> To be done
Repeat everything in the material exactly.

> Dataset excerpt

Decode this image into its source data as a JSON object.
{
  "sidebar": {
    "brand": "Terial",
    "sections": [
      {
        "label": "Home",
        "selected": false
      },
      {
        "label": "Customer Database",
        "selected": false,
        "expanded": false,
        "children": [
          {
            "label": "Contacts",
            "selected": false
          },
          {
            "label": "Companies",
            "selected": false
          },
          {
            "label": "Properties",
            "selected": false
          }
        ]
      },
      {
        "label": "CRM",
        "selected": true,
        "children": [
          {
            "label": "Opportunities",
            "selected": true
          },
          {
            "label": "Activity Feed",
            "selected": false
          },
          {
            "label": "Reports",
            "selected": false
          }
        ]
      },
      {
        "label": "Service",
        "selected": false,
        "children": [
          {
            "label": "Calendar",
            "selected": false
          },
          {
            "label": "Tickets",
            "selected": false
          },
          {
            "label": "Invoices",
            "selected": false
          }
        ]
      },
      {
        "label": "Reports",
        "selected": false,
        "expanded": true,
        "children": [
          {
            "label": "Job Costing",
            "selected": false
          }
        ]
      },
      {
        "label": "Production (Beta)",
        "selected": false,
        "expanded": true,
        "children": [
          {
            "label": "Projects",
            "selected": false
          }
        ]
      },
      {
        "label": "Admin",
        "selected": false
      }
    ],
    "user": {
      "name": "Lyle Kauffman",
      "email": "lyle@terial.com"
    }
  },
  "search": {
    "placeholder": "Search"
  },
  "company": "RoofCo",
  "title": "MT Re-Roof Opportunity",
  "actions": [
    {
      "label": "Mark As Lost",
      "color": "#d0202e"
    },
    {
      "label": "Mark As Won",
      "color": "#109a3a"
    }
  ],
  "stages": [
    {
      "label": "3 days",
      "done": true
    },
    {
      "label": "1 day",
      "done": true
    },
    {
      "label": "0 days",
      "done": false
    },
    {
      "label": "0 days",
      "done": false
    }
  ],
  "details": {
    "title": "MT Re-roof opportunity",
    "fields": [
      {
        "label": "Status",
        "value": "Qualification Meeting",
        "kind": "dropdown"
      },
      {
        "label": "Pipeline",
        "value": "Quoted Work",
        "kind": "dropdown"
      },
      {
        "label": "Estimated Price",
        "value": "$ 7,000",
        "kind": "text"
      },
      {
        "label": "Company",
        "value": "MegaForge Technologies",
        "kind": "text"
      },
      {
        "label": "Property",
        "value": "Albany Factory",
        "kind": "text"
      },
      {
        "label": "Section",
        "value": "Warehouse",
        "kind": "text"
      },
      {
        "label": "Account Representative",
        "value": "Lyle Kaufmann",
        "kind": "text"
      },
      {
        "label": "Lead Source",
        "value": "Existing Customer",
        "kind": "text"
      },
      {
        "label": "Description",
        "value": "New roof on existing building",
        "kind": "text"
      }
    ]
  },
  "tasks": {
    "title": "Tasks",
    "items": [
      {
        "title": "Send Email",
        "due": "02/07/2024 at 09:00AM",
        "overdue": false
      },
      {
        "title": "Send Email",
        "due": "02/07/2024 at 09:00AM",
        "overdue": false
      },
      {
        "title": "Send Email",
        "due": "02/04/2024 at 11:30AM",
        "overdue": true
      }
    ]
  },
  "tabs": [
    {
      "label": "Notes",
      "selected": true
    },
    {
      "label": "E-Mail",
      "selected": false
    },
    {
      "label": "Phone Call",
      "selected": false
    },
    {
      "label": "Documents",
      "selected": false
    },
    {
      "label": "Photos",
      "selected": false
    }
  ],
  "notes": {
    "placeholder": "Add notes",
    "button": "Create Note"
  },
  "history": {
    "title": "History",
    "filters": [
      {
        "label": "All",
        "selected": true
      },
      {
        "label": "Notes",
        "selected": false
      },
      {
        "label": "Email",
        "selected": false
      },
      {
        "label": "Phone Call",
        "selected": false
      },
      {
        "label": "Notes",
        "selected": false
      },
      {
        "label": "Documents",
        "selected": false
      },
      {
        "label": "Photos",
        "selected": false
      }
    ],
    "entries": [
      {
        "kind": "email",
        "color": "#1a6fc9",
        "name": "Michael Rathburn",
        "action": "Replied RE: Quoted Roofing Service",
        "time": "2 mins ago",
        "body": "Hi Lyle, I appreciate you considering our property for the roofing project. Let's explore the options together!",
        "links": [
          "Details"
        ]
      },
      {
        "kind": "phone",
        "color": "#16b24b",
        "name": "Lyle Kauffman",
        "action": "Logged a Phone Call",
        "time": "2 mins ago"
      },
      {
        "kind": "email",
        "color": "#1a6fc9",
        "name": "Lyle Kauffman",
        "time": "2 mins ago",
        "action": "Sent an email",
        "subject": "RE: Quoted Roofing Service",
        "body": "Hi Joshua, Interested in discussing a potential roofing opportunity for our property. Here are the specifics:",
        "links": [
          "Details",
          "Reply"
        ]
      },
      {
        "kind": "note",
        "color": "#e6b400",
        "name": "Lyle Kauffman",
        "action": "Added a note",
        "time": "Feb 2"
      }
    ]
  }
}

> Response to this task
Decode this image into its source data as a JSON object.
{
  "sidebar": {
    "brand": "Terial",
    "sections": [
      {
        "label": "Home",
        "selected": false
      },
      {
        "label": "Customer Database",
        "selected": false,
        "expanded": false,
        "children": [
          {
            "label": "Contacts",
            "selected": false
          },
          {
            "label": "Companies",
            "selected": false
          },
          {
            "label": "Properties",
            "selected": false
          }
        ]
      },
      {
        "label": "CRM",
        "selected": true,
        "children": [
          {
            "label": "Opportunities",
            "selected": true
          },
          {
            "label": "Activity Feed",
            "selected": false
          },
          {
            "label": "Reports",
            "selected": false
          }
        ]
      },
      {
        "label": "Service",
        "selected": false,
        "children": [
          {
            "label": "Calendar",
            "selected": false
          },
          {
            "label": "Tickets",
            "selected": false
          },
          {
            "label": "Invoices",
            "selected": false
          }
        ]
      },
      {
        "label": "Reports",
        "selected": false,
        "expanded": true,
        "children": [
          {
            "label": "Job Costing",
            "selected": false
          }
        ]
      },
      {
        "label": "Production (Beta)",
        "selected": false,
        "expanded": true,
        "children": [
          {
            "label": "Projects",
            "selected": false
          }
        ]
      },
      {
        "label": "Admin",
        "selected": false
      }
    ],
    "user": {
      "name": "Lyle Kauffman",
      "email": "lyle@terial.com"
    }
  },
  "search": {
    "placeholder": "Search"
  },
  "company": "RoofCo",
  "title": "MT Re-Roof Opportunity",
  "actions": [
    {
      "label": "Mark As Lost",
      "color": "#d0202e"
    },
    {
      "label": "Mark As Won",
      "color": "#109a3a"
    }
  ],
  "stages": [
    {
      "label": "3 days",
      "done": true
    },
    {
      "label": "1 day",
      "done": true
    },
    {
      "label": "0 days",
      "done": false
    },
    {
      "label": "0 days",
      "done": false
    }
  ],
  "details": {
    "title": "MT Re-roof opportunity",
    "fields": [
      {
        "label": "Status",
        "value": "Qualification Meeting",
        "kind": "dropdown"
      },
      {
        "label": "Pipeline",
        "value": "Quoted Work",
        "kind": "dropdown"
      },
      {
        "label": "Estimated Price",
        "value": "$ 7,000",
        "kind": "text"
      },
      {
        "label": "Company",
        "value": "MegaForge Technologies",
        "kind": "text"
      },
      {
        "label": "Property",
        "value": "Albany Factory",
        "kind": "text"
      },
      {
        "label": "Section",
        "value": "Warehouse",
        "kind": "text"
      },
      {
        "label": "Account Representative",
        "value": "Lyle Kaufmann",
        "kind": "text"
      },
      {
        "label": "Lead Source",
        "value": "Existing Customer",
        "kind": "text"
      },
      {
        "label": "Description",
        "value": "New roof on existing building",
        "kind": "text"
      }
    ]
  },
  "tasks": {
    "title": "Tasks",
    "items": [
      {
        "title": "Send Email",
        "due": "02/07/2024 at 09:00AM",
        "overdue": false
      },
      {
        "title": "Send Email",
        "due": "02/07/2024 at 09:00AM",
        "overdue": false
      },
      {
        "title": "Send Email",
        "due": "02/04/2024 at 11:30AM",
        "overdue": true
      }
    ]
  },
  "tabs": [
    {
      "label": "Notes",
      "selected": true
    },
    {
      "label": "E-Mail",
      "selected": false
    },
    {
      "label": "Phone Call",
      "selected": false
    },
    {
      "label": "Documents",
      "selected": false
    },
    {
      "label": "Photos",
      "selected": false
    }
  ],
  "notes": {
    "placeholder": "Add notes",
    "button": "Create Note"
  },
  "history": {
    "title": "History",
    "filters": [
      {
        "label": "All",
        "selected": true
      },
      {
        "label": "Notes",
        "selected": false
      },
      {
        "label": "Email",
        "selected": false
      },
      {
        "label": "Phone Call",
        "selected": false
      },
      {
        "label": "Notes",
        "selected": false
      },
      {
        "label": "Documents",
        "selected": false
      },
      {
        "label": "Photos",
        "selected": false
      }
    ],
    "entries": [
      {
        "kind": "email",
        "color": "#1a6fc9",
        "name": "Michael Rathburn",
        "action": "Replied RE: Quoted Roofing Service",
        "time": "2 mins ago",
        "body": "Hi Lyle, I appreciate you considering our property for the roofing project. Let's explore the options together!",
        "links": [
          "Details"
        ]
      },
      {
        "kind": "phone",
        "color": "#16b24b",
        "name": "Lyle Kauffman",
        "action": "Logged a Phone Call",
        "time": "2 mins ago"
      },
      {
        "kind": "email",
        "color": "#1a6fc9",
        "name": "Lyle Kauffman",
        "time": "2 mins ago",
        "action": "Sent an email",
        "subject": "RE: Quoted Roofing Service",
        "body": "Hi Joshua, Interested in discussing a potential roofing opportunity for our property. Here are the specifics:",
        "links": [
          "Details",
          "Reply"
        ]
      },
      {
        "kind": "note",
        "color": "#e6b400",
        "name": "Lyle Kauffman",
        "action": "Added a note",
        "time": "Feb 2"
      }
    ]
  }
}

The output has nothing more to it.